[What the exercise asks]
Copy out every line of the records where the string "screenshot" occurs.

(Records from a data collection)
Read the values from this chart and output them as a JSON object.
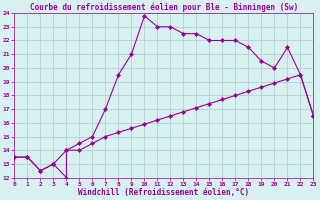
{
  "title": "Courbe du refroidissement éolien pour Ble - Binningen (Sw)",
  "xlabel": "Windchill (Refroidissement éolien,°C)",
  "background_color": "#d8f0f0",
  "grid_color": "#aacccc",
  "line_color": "#990099",
  "xlim": [
    0,
    23
  ],
  "ylim": [
    12,
    24
  ],
  "xticks": [
    0,
    1,
    2,
    3,
    4,
    5,
    6,
    7,
    8,
    9,
    10,
    11,
    12,
    13,
    14,
    15,
    16,
    17,
    18,
    19,
    20,
    21,
    22,
    23
  ],
  "yticks": [
    12,
    13,
    14,
    15,
    16,
    17,
    18,
    19,
    20,
    21,
    22,
    23,
    24
  ],
  "line1_x": [
    0,
    1,
    2,
    3,
    4,
    4,
    5,
    6,
    7,
    8,
    9,
    10,
    11,
    12,
    13,
    14,
    15,
    16,
    17,
    18,
    19,
    20,
    21,
    22,
    23
  ],
  "line1_y": [
    13.5,
    13.5,
    12.5,
    13.0,
    12.0,
    14.0,
    14.5,
    15.0,
    17.0,
    19.5,
    21.0,
    23.8,
    23.0,
    23.0,
    22.5,
    22.5,
    22.0,
    22.0,
    22.0,
    21.5,
    20.5,
    20.0,
    21.5,
    19.5,
    16.5
  ],
  "line2_x": [
    0,
    1,
    2,
    3,
    4,
    5,
    6,
    7,
    8,
    9,
    10,
    11,
    12,
    13,
    14,
    15,
    16,
    17,
    18,
    19,
    20,
    21,
    22,
    23
  ],
  "line2_y": [
    13.5,
    13.5,
    12.5,
    13.0,
    14.0,
    14.0,
    14.5,
    15.0,
    15.3,
    15.6,
    15.9,
    16.2,
    16.5,
    16.8,
    17.1,
    17.4,
    17.7,
    18.0,
    18.3,
    18.6,
    18.9,
    19.2,
    19.5,
    16.5
  ],
  "marker": "D",
  "markersize": 2.0,
  "linewidth": 0.8,
  "font_family": "monospace",
  "title_fontsize": 5.5,
  "xlabel_fontsize": 5.5,
  "tick_fontsize": 4.5
}
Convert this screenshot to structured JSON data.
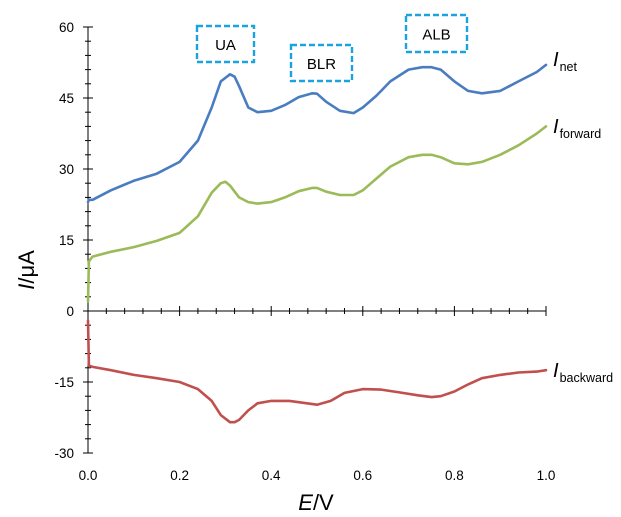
{
  "chart_data": {
    "type": "line",
    "title": "",
    "xlabel": {
      "italic": "E",
      "rest": "/V"
    },
    "ylabel": {
      "italic": "I",
      "rest": "/μA"
    },
    "xlim": [
      0,
      1
    ],
    "ylim": [
      -30,
      60
    ],
    "xticks": [
      "0.0",
      "0.2",
      "0.4",
      "0.6",
      "0.8",
      "1.0"
    ],
    "yticks": [
      "60",
      "45",
      "30",
      "15",
      "0",
      "-15",
      "-30"
    ],
    "grid": false,
    "legend": "none",
    "annotations": [
      "UA",
      "BLR",
      "ALB"
    ],
    "series": [
      {
        "name": "I_net",
        "label_main": "I",
        "label_sub": "net",
        "color": "#4a7cc0",
        "x": [
          0.0,
          0.002,
          0.01,
          0.05,
          0.1,
          0.15,
          0.2,
          0.24,
          0.27,
          0.29,
          0.31,
          0.32,
          0.33,
          0.35,
          0.37,
          0.4,
          0.43,
          0.46,
          0.49,
          0.5,
          0.52,
          0.55,
          0.58,
          0.6,
          0.63,
          0.66,
          0.7,
          0.73,
          0.75,
          0.77,
          0.8,
          0.83,
          0.86,
          0.9,
          0.94,
          0.98,
          1.0
        ],
        "y": [
          23,
          23.5,
          23.5,
          25.5,
          27.5,
          29,
          31.5,
          36,
          43,
          48.5,
          50,
          49.5,
          47.5,
          43,
          42,
          42.3,
          43.5,
          45.2,
          46,
          45.9,
          44.2,
          42.3,
          41.8,
          43,
          45.5,
          48.5,
          51,
          51.5,
          51.5,
          51,
          48.5,
          46.5,
          46,
          46.5,
          48.5,
          50.5,
          52
        ]
      },
      {
        "name": "I_forward",
        "label_main": "I",
        "label_sub": "forward",
        "color": "#9bbb59",
        "x": [
          0.0,
          0.002,
          0.01,
          0.05,
          0.1,
          0.15,
          0.2,
          0.24,
          0.27,
          0.29,
          0.3,
          0.31,
          0.33,
          0.35,
          0.37,
          0.4,
          0.43,
          0.46,
          0.49,
          0.5,
          0.52,
          0.55,
          0.58,
          0.6,
          0.63,
          0.66,
          0.7,
          0.73,
          0.75,
          0.77,
          0.8,
          0.83,
          0.86,
          0.9,
          0.94,
          0.98,
          1.0
        ],
        "y": [
          2,
          10.5,
          11.5,
          12.5,
          13.5,
          14.8,
          16.5,
          20,
          25,
          27,
          27.3,
          26.5,
          24,
          23,
          22.7,
          23,
          24,
          25.3,
          26,
          26,
          25.2,
          24.5,
          24.5,
          25.5,
          28,
          30.5,
          32.5,
          33,
          33,
          32.5,
          31.2,
          31,
          31.5,
          33,
          35,
          37.5,
          39
        ]
      },
      {
        "name": "I_backward",
        "label_main": "I",
        "label_sub": "backward",
        "color": "#c0504d",
        "x": [
          0.0,
          0.002,
          0.01,
          0.05,
          0.1,
          0.15,
          0.2,
          0.24,
          0.27,
          0.29,
          0.31,
          0.32,
          0.33,
          0.35,
          0.37,
          0.4,
          0.44,
          0.47,
          0.5,
          0.53,
          0.56,
          0.6,
          0.64,
          0.68,
          0.72,
          0.75,
          0.77,
          0.8,
          0.83,
          0.86,
          0.9,
          0.94,
          0.98,
          1.0
        ],
        "y": [
          -2,
          -11.5,
          -11.8,
          -12.5,
          -13.5,
          -14.2,
          -15,
          -16.5,
          -19,
          -22,
          -23.5,
          -23.5,
          -23,
          -21,
          -19.5,
          -19,
          -19,
          -19.4,
          -19.8,
          -19,
          -17.3,
          -16.5,
          -16.6,
          -17.2,
          -17.8,
          -18.2,
          -18,
          -17,
          -15.5,
          -14.2,
          -13.5,
          -13,
          -12.8,
          -12.5
        ]
      }
    ]
  }
}
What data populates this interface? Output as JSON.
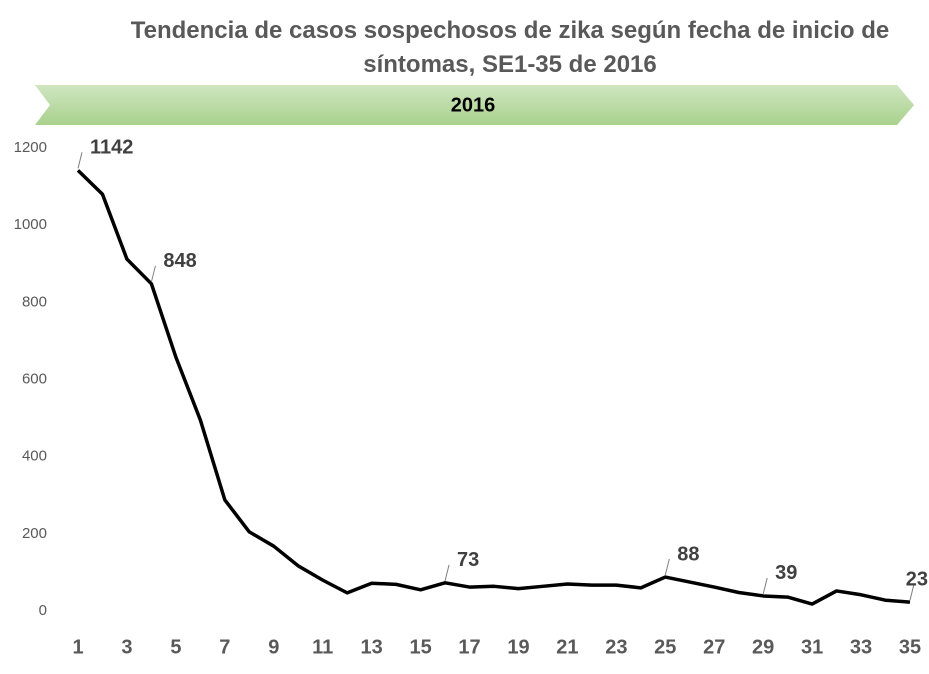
{
  "chart_data": {
    "type": "line",
    "title": "Tendencia de casos sospechosos de zika según fecha de inicio de síntomas, SE1-35 de 2016",
    "banner": "2016",
    "banner_color": "#a9d18e",
    "categories": [
      "1",
      null,
      "3",
      null,
      "5",
      null,
      "7",
      null,
      "9",
      null,
      "11",
      null,
      "13",
      null,
      "15",
      null,
      "17",
      null,
      "19",
      null,
      "21",
      null,
      "23",
      null,
      "25",
      null,
      "27",
      null,
      "29",
      null,
      "31",
      null,
      "33",
      null,
      "35"
    ],
    "series": [
      {
        "name": "Casos",
        "color": "#000000",
        "values": [
          1142,
          1080,
          912,
          848,
          658,
          495,
          288,
          205,
          168,
          117,
          80,
          47,
          72,
          69,
          55,
          73,
          62,
          64,
          58,
          64,
          70,
          67,
          67,
          60,
          88,
          75,
          62,
          48,
          39,
          36,
          18,
          52,
          42,
          28,
          23
        ],
        "value_labels": [
          "1142",
          null,
          null,
          "848",
          null,
          null,
          null,
          null,
          null,
          null,
          null,
          null,
          null,
          null,
          null,
          "73",
          null,
          null,
          null,
          null,
          null,
          null,
          null,
          null,
          "88",
          null,
          null,
          null,
          "39",
          null,
          null,
          null,
          null,
          null,
          "23"
        ]
      }
    ],
    "ylim": [
      0,
      1200
    ],
    "yticks": [
      0,
      200,
      400,
      600,
      800,
      1000,
      1200
    ],
    "grid": false
  }
}
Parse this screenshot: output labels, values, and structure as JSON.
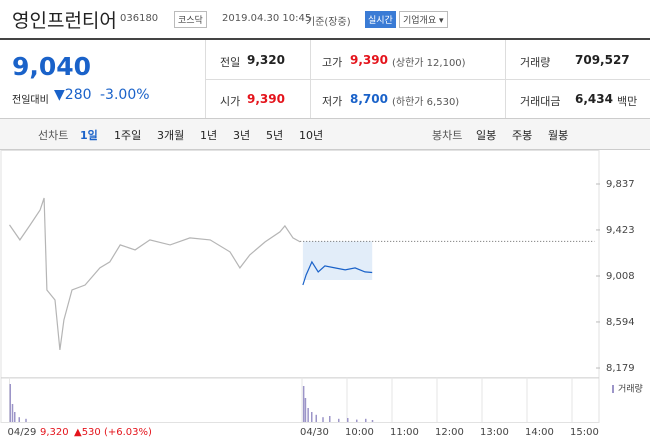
{
  "header": {
    "name": "영인프런티어",
    "code": "036180",
    "market": "코스닥",
    "datetime": "2019.04.30 10:45",
    "basis": "기준(장중)",
    "realtime": "실시간",
    "company_info": "기업개요"
  },
  "quote": {
    "price": "9,040",
    "change_label": "전일대비",
    "change": "280",
    "change_pct": "-3.00%"
  },
  "stats": [
    [
      {
        "label": "전일",
        "value": "9,320"
      },
      {
        "label": "고가",
        "value": "9,390",
        "note": "(상한가 12,100)"
      },
      {
        "label": "거래량",
        "value": "709,527"
      }
    ],
    [
      {
        "label": "시가",
        "value": "9,390"
      },
      {
        "label": "저가",
        "value": "8,700",
        "note": "(하한가 6,530)"
      },
      {
        "label": "거래대금",
        "value": "6,434",
        "unit": "백만"
      }
    ]
  ],
  "tabs": {
    "line_label": "선차트",
    "line": [
      "1일",
      "1주일",
      "3개월",
      "1년",
      "3년",
      "5년",
      "10년"
    ],
    "candle_label": "봉차트",
    "candle": [
      "일봉",
      "주봉",
      "월봉"
    ]
  },
  "chart_data": {
    "type": "line",
    "series": [
      {
        "color": "#b5b5b5",
        "x": [
          0,
          0.23,
          0.46,
          0.68,
          0.77,
          0.83,
          1.01,
          1.12,
          1.21,
          1.39,
          1.68,
          2.01,
          2.23,
          2.46,
          2.79,
          3.12,
          3.57,
          4.01,
          4.46,
          4.9,
          5.12,
          5.34,
          5.68,
          6.01,
          6.12,
          6.3,
          6.46
        ],
        "values": [
          9468,
          9333,
          9468,
          9603,
          9711,
          8882,
          8792,
          8342,
          8612,
          8882,
          8927,
          9081,
          9135,
          9288,
          9243,
          9333,
          9288,
          9351,
          9333,
          9225,
          9081,
          9198,
          9315,
          9405,
          9459,
          9351,
          9315
        ]
      },
      {
        "color": "#1a62c9",
        "x": [
          6.52,
          6.59,
          6.72,
          6.86,
          7.01,
          7.23,
          7.46,
          7.68,
          7.9,
          8.06
        ],
        "values": [
          8927,
          9017,
          9135,
          9045,
          9099,
          9081,
          9063,
          9081,
          9045,
          9040
        ]
      }
    ],
    "reference": 9320,
    "volume": {
      "label": "거래량",
      "color": "#9c95c8",
      "ylim": [
        0,
        100
      ],
      "x": [
        0,
        0.05,
        0.1,
        0.2,
        0.35,
        6.52,
        6.56,
        6.62,
        6.7,
        6.8,
        6.95,
        7.1,
        7.3,
        7.5,
        7.7,
        7.9,
        8.05
      ],
      "values": [
        95,
        45,
        25,
        12,
        8,
        90,
        60,
        35,
        25,
        18,
        12,
        15,
        8,
        10,
        6,
        8,
        5
      ]
    },
    "xlim": [
      0,
      13
    ],
    "xticks": [
      {
        "value": 0,
        "label": "04/29"
      },
      {
        "value": 6.5,
        "label": "04/30"
      },
      {
        "value": 7.5,
        "label": "10:00"
      },
      {
        "value": 8.5,
        "label": "11:00"
      },
      {
        "value": 9.5,
        "label": "12:00"
      },
      {
        "value": 10.5,
        "label": "13:00"
      },
      {
        "value": 11.5,
        "label": "14:00"
      },
      {
        "value": 12.5,
        "label": "15:00"
      }
    ],
    "ylim": [
      8090,
      10100
    ],
    "yticks": [
      {
        "value": 9837,
        "label": "9,837"
      },
      {
        "value": 9423,
        "label": "9,423"
      },
      {
        "value": 9008,
        "label": "9,008"
      },
      {
        "value": 8594,
        "label": "8,594"
      },
      {
        "value": 8179,
        "label": "8,179"
      }
    ],
    "annotation": {
      "price": "9,320",
      "change": "▲530 (+6.03%)"
    }
  }
}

[Final result]
Convert this screenshot to structured JSON data.
Parse this screenshot: output labels, values, and structure as JSON.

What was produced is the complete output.